### Data to process
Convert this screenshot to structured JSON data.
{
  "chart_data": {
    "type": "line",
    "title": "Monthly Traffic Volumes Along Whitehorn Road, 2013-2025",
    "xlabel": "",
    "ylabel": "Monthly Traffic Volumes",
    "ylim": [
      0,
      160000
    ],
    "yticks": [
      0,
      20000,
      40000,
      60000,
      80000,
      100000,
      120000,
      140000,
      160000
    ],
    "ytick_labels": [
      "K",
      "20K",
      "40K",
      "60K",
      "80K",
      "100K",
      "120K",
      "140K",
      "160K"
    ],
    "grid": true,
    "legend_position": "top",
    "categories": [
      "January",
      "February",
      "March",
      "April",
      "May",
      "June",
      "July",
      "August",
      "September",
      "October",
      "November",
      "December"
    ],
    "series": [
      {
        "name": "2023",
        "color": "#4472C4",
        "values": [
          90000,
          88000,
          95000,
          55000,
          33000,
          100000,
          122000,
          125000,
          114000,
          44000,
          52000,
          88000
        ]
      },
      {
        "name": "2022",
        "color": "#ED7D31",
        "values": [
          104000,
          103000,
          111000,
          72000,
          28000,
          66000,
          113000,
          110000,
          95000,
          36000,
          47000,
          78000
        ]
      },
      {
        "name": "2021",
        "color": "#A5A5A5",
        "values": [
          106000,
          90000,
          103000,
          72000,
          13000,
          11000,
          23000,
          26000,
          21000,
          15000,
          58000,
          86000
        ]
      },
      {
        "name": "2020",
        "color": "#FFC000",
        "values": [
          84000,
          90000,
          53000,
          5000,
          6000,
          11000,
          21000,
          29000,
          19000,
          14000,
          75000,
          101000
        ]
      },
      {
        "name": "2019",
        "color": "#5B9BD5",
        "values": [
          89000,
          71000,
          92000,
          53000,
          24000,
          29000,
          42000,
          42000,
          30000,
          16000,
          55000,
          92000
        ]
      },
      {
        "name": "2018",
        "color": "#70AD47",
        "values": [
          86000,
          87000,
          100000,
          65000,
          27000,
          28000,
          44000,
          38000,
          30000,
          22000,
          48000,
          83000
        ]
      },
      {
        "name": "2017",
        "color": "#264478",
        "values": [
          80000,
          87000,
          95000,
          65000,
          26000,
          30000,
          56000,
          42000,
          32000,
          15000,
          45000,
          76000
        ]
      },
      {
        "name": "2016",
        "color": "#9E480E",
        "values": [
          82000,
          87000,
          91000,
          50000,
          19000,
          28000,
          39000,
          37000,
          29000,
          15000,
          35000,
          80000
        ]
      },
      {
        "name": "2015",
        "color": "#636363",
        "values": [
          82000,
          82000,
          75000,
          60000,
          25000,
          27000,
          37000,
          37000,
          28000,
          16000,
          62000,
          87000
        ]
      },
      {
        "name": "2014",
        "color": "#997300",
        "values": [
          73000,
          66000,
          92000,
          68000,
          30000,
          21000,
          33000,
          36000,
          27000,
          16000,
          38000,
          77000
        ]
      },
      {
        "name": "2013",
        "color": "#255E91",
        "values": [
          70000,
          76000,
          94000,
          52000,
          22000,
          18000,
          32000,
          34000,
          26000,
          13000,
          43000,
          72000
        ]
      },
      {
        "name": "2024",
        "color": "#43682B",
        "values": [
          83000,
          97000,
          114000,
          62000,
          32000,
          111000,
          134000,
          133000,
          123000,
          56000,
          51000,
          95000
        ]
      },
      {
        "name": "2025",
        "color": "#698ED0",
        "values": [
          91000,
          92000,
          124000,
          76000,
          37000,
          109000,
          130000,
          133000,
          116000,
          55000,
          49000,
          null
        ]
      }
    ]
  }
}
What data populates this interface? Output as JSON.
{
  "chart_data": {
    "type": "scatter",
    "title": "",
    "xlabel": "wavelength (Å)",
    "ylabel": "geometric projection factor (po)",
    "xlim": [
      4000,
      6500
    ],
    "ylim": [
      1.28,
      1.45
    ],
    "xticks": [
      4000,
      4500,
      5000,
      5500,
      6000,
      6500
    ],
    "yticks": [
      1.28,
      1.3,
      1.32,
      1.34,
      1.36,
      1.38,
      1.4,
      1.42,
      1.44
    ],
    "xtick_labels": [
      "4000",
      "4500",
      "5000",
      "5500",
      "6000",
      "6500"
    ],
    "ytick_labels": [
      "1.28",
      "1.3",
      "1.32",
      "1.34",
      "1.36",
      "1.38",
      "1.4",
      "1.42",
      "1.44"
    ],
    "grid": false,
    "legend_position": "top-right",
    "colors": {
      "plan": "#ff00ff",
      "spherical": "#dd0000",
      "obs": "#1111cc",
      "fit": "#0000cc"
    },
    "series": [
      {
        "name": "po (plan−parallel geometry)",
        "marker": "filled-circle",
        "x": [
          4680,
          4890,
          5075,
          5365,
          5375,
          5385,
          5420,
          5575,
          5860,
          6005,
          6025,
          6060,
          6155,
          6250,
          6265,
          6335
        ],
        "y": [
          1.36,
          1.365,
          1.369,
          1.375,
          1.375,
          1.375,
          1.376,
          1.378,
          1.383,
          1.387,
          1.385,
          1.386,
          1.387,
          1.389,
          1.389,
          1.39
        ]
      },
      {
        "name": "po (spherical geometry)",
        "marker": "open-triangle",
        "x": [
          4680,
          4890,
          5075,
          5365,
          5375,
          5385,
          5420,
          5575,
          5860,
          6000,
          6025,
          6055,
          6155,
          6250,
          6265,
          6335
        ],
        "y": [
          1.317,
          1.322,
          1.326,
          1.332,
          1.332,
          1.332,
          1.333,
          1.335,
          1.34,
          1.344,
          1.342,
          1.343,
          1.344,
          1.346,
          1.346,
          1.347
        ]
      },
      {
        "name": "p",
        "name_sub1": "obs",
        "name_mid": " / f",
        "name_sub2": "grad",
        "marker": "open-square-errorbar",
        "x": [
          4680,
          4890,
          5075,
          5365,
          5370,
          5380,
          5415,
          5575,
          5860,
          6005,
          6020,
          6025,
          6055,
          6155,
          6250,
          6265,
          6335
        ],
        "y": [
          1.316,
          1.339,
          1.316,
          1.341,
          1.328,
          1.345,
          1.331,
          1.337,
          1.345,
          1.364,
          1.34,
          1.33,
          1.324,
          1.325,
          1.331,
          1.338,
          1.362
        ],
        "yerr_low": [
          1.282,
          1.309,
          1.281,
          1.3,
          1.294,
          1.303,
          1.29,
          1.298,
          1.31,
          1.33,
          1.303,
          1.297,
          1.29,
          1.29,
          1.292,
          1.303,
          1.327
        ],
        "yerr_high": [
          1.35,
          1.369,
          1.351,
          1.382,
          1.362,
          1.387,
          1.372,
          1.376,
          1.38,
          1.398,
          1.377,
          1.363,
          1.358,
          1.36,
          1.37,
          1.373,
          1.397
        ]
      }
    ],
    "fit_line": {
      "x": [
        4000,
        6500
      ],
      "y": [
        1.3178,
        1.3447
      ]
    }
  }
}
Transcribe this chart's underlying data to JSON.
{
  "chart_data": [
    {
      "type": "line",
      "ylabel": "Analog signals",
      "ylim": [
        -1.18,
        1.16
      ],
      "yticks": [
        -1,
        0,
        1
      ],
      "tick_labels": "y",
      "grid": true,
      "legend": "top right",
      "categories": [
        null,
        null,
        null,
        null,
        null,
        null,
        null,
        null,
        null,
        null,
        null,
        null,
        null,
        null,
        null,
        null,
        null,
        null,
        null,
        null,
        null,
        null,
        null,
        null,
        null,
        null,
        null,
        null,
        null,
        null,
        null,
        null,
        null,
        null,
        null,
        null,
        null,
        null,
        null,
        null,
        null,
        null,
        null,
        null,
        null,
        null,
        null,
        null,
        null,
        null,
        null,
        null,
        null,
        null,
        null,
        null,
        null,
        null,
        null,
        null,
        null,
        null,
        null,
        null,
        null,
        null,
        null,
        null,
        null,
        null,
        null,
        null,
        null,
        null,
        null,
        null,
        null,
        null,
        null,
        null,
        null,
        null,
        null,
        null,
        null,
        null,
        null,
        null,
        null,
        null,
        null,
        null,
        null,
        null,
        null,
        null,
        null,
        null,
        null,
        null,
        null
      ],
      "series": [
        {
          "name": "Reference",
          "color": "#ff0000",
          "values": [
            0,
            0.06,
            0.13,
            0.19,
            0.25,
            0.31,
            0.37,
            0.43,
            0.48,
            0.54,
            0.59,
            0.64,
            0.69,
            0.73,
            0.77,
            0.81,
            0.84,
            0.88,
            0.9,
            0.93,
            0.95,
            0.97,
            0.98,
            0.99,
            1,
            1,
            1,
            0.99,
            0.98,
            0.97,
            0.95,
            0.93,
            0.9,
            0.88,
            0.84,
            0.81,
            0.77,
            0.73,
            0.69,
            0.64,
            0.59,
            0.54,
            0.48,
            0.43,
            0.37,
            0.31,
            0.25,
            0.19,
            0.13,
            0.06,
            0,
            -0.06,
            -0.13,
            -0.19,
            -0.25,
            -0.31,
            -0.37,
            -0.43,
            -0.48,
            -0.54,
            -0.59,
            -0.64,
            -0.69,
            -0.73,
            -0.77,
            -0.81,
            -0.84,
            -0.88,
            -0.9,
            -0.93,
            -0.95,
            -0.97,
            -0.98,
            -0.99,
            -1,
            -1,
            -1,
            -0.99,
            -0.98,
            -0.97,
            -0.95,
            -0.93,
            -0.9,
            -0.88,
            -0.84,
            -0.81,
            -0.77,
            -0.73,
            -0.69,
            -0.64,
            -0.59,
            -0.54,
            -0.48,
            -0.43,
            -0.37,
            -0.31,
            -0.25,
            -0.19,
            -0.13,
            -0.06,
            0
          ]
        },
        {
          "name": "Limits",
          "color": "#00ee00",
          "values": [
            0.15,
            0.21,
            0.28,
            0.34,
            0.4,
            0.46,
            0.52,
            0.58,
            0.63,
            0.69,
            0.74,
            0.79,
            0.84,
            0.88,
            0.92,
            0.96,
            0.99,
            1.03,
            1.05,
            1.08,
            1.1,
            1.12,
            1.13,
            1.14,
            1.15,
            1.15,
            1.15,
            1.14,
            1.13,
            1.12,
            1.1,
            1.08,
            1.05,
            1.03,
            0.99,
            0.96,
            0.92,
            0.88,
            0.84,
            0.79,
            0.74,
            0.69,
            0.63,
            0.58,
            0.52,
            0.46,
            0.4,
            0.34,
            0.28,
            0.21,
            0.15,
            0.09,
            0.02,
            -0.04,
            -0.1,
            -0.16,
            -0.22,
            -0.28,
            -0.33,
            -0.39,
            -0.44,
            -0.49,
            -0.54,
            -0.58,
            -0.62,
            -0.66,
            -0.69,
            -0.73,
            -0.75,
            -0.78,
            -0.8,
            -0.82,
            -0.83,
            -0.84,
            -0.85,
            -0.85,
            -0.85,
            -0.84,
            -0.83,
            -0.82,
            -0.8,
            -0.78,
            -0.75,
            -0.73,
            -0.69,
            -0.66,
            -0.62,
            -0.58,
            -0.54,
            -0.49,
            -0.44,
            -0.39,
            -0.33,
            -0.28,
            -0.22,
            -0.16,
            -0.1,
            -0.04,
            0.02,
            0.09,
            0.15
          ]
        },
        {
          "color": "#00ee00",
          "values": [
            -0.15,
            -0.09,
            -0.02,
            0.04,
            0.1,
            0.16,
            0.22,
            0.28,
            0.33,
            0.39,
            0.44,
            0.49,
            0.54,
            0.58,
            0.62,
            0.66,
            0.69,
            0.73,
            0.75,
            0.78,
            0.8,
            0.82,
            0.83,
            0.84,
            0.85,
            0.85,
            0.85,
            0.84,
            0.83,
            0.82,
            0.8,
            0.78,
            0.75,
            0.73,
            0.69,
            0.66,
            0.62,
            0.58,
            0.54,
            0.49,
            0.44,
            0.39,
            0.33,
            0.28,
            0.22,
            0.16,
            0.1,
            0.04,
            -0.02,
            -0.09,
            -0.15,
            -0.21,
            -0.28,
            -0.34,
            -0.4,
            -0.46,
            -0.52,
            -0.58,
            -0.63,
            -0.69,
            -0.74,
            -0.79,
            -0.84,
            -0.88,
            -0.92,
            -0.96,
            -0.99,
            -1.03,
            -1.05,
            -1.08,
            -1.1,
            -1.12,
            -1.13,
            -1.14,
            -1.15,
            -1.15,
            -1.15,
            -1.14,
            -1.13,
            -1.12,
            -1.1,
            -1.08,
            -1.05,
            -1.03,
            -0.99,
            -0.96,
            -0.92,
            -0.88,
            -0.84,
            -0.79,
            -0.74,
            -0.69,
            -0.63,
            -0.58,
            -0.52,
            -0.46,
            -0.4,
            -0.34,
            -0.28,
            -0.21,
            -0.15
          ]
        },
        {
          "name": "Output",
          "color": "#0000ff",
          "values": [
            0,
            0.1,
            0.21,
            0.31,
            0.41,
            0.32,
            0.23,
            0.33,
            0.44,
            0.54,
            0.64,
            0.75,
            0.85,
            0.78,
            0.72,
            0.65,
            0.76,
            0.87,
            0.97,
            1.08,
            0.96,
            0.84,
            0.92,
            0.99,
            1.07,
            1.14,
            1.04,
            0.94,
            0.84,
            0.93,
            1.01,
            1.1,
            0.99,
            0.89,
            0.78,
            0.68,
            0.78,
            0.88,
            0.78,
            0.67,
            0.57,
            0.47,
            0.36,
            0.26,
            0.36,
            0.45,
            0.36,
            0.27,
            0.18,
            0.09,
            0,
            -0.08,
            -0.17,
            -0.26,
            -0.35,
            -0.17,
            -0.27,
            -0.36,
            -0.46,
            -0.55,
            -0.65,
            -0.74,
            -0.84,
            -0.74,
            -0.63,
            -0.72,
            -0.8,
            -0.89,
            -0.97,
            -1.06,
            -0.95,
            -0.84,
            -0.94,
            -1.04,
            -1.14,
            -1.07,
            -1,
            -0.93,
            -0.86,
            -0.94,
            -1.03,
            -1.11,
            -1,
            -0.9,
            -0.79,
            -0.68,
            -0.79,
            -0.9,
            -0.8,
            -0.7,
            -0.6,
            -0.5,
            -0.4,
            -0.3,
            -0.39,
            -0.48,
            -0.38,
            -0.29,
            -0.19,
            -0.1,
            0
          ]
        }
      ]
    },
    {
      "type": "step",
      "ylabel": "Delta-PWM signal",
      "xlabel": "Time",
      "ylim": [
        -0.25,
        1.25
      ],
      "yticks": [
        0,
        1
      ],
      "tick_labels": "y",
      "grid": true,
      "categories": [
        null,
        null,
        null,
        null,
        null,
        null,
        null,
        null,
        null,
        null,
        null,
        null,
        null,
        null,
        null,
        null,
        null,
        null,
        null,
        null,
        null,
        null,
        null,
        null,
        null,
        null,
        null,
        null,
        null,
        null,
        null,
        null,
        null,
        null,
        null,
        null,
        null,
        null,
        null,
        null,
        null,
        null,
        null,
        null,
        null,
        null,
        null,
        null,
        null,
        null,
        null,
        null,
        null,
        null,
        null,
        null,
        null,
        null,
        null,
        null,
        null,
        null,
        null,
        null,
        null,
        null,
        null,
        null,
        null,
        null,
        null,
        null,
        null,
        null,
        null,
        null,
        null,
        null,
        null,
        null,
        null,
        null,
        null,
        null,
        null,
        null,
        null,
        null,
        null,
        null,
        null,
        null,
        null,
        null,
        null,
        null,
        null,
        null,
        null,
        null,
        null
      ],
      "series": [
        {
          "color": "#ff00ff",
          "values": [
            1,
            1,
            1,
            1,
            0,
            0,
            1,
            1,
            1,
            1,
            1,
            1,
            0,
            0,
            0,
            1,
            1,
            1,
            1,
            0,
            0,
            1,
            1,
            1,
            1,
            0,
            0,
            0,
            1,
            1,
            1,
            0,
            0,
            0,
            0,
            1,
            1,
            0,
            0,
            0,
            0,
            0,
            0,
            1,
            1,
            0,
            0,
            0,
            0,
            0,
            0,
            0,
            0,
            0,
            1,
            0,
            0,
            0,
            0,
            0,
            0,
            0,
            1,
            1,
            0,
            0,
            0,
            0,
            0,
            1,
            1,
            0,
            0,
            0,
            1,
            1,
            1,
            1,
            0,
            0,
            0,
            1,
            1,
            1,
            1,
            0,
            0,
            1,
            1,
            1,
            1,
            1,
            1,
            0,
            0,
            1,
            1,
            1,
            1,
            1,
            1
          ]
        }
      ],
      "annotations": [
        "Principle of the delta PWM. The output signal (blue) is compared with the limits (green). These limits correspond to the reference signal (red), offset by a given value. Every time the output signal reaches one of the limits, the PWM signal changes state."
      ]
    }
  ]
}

### What to do
Which lines contain "ylabel"? Copy each of them.

### Completed task
    "ylabel": "Monthly Traffic Volumes",
    "ylabel": "geometric projection factor (po)",
      "ylabel": "Analog signals",
      "ylabel": "Delta-PWM signal",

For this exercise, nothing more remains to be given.